Of all the lines in these entries, how many contain the string "Exercises"? Give only that count.
start
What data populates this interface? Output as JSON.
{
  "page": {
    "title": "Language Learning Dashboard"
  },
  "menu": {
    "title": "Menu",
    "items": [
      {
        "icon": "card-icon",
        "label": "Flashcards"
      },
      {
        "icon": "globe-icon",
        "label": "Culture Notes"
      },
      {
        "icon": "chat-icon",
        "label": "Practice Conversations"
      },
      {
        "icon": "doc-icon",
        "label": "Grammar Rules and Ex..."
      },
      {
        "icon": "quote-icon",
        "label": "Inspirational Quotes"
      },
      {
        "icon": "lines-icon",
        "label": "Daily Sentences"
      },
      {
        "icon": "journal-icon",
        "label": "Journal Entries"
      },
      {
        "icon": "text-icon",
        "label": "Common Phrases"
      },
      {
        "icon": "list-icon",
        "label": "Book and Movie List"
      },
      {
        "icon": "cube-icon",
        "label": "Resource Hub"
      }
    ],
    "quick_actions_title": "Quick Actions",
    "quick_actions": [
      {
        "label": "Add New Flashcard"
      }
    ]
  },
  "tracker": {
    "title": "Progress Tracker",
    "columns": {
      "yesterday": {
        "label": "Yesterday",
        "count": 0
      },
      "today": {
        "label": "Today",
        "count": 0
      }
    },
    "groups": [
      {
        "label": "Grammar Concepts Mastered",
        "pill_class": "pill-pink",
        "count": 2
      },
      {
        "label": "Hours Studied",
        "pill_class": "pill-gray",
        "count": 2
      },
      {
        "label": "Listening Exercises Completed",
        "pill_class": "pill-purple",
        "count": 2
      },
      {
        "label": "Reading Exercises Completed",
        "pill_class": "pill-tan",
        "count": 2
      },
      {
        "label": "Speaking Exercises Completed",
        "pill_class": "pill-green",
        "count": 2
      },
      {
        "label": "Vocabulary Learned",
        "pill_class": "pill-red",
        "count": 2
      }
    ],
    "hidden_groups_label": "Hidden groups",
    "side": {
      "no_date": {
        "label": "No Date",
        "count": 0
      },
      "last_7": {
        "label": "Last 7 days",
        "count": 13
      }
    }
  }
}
end
start
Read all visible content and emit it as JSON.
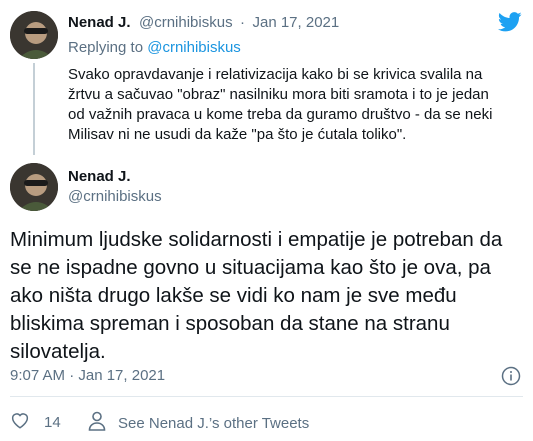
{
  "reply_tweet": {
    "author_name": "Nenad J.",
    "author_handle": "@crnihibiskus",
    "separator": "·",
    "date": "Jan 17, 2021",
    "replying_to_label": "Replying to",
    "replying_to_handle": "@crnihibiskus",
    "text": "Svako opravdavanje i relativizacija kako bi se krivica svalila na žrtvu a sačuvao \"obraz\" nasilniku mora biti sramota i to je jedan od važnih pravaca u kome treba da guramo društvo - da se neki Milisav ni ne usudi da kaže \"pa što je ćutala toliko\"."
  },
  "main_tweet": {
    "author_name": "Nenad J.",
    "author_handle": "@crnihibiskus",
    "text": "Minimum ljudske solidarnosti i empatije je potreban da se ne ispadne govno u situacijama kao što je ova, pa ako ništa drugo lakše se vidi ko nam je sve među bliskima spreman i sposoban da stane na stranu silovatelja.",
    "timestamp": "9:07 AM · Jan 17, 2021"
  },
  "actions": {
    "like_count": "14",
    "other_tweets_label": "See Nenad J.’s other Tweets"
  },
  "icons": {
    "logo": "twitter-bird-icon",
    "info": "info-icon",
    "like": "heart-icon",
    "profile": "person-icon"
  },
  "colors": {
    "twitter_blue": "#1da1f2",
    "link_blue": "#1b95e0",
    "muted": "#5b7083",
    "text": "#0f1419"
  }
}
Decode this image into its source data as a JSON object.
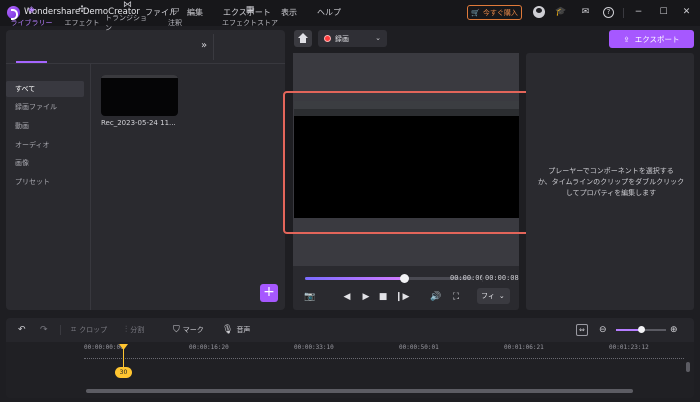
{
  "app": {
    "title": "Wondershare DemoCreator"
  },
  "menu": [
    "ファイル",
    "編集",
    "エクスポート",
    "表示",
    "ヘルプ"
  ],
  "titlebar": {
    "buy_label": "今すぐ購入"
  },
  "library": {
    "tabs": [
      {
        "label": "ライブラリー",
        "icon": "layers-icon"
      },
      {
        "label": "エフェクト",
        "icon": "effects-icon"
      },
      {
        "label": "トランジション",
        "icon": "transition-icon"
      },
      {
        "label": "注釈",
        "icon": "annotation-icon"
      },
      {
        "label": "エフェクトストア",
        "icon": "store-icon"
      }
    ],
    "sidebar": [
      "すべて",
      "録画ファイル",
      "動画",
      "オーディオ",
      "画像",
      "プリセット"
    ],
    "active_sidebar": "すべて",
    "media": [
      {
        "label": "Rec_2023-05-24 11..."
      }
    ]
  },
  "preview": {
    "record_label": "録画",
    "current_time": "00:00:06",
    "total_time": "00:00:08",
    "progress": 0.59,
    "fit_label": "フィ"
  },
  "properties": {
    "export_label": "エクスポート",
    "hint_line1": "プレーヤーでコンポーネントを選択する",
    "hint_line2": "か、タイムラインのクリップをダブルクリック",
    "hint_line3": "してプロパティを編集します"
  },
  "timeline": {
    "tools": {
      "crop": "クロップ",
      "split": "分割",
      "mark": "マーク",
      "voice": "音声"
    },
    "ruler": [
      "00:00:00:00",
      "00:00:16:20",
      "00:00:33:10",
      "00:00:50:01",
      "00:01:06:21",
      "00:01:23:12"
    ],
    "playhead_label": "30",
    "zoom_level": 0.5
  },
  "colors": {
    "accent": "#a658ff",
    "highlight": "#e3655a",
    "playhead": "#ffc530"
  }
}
end
▸ Written solution
3